- **EXERCISE INSTRUCTIONS**
A: List each question the interviewer asks in the ski team interview, one per line.
B: Set down the passage of the ski team interview word for word, starting at "Read Part 1" and ending at "would be something.".
== PAGE EXCERPT
The Scientist Behind the US Ski Team: Part Three

FasterSkierMarch 4, 2008

Editor's Note: This is the second installment of a three-part interview. The next section will be available over the coming week.

Read Part 1
Read Part 2

Sue, what are your impressions on the coach education going on in America?

I don’t have a great feel for the collegiate sport system. I see this, though, as a weakness. College sports come down mainly to competing against each other. It cannot help information sharing when people are focused on beating their rival, down the road or in another state. In this environment, there’s an incentive to not to share your information or “secrets”. Instead of Utah trying to beat BYU, imagine if the whole goal was strength in knowledge together, to go beyond a single school or region, and bring all American athletes to a higher level of international sport? Now that would be something.

Until colleges work together as a cohesive system, looking out for the good of all American athletes, not just their own, America’s development will be held back. That’s my opinion.

What is the U.S. Ski Team doing to increase the collective knowledge of the American ski community? Is it really the unsympathetic National Governing Body the print and internet media make it out to be?
====
== RECORD SET
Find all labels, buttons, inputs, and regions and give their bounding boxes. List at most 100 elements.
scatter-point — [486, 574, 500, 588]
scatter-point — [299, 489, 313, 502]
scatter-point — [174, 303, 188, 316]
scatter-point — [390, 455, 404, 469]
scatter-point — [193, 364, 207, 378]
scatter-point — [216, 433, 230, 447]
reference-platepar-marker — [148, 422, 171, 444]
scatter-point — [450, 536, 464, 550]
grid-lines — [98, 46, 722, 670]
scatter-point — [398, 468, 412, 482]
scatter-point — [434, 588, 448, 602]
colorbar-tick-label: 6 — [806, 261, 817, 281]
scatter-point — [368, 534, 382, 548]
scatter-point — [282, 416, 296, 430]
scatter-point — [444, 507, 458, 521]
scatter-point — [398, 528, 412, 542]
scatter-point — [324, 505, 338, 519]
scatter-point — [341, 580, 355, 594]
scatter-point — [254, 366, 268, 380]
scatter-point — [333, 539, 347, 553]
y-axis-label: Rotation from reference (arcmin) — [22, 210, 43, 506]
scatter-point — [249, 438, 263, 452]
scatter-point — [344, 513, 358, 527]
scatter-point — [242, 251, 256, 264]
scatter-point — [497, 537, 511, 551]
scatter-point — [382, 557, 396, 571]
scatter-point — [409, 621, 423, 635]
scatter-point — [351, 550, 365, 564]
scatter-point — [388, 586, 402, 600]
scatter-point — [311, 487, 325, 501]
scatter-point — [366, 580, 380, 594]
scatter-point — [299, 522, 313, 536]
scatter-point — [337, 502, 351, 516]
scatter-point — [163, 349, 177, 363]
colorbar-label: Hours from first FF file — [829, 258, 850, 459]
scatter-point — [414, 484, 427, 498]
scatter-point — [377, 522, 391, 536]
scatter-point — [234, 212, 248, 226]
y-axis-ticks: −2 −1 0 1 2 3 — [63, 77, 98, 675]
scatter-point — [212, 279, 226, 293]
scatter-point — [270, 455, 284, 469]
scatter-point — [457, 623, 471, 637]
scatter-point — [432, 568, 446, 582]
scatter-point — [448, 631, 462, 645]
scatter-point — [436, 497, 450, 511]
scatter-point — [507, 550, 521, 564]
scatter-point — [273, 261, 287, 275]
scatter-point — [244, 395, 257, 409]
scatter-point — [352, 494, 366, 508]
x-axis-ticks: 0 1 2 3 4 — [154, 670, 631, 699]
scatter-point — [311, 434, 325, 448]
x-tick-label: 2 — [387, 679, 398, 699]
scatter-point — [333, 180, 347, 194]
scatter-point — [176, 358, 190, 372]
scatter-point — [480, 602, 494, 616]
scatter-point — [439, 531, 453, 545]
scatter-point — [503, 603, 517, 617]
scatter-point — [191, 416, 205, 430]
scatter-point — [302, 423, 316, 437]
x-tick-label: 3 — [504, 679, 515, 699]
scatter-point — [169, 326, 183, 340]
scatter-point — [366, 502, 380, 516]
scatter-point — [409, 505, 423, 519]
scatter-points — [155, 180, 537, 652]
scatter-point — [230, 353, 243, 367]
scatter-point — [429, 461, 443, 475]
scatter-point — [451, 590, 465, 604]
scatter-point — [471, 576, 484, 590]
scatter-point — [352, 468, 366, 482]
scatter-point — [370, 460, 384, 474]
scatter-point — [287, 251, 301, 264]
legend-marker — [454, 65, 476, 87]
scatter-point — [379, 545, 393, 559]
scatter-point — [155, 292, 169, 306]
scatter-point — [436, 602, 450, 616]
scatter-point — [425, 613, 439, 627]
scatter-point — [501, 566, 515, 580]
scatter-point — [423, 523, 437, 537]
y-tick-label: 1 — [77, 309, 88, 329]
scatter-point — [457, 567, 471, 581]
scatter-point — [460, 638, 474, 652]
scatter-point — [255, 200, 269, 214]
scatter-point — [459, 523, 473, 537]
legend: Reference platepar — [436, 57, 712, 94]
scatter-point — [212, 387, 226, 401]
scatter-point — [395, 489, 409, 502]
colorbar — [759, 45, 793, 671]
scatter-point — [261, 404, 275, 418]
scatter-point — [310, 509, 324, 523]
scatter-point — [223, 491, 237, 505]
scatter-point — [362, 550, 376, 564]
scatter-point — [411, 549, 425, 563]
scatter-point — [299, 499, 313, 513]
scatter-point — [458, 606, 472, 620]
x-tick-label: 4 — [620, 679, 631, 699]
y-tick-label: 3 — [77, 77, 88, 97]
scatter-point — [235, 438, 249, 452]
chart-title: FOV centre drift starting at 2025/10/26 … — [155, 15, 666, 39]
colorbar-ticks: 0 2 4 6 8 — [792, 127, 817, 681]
====
- **RESPONSES TO THE TASKS**
A:
Sue, what are your impressions on the coach education going on in America?
What is the U.S. Ski Team doing to increase the collective knowledge of the American ski community?
Is it really the unsympathetic National Governing Body the print and internet media make it out to be?

B:
Read Part 1
Read Part 2

Sue, what are your impressions on the coach education going on in America?

I don’t have a great feel for the collegiate sport system. I see this, though, as a weakness. College sports come down mainly to competing against each other. It cannot help information sharing when people are focused on beating their rival, down the road or in another state. In this environment, there’s an incentive to not to share your information or “secrets”. Instead of Utah trying to beat BYU, imagine if the whole goal was strength in knowledge together, to go beyond a single school or region, and bring all American athletes to a higher level of international sport? Now that would be something.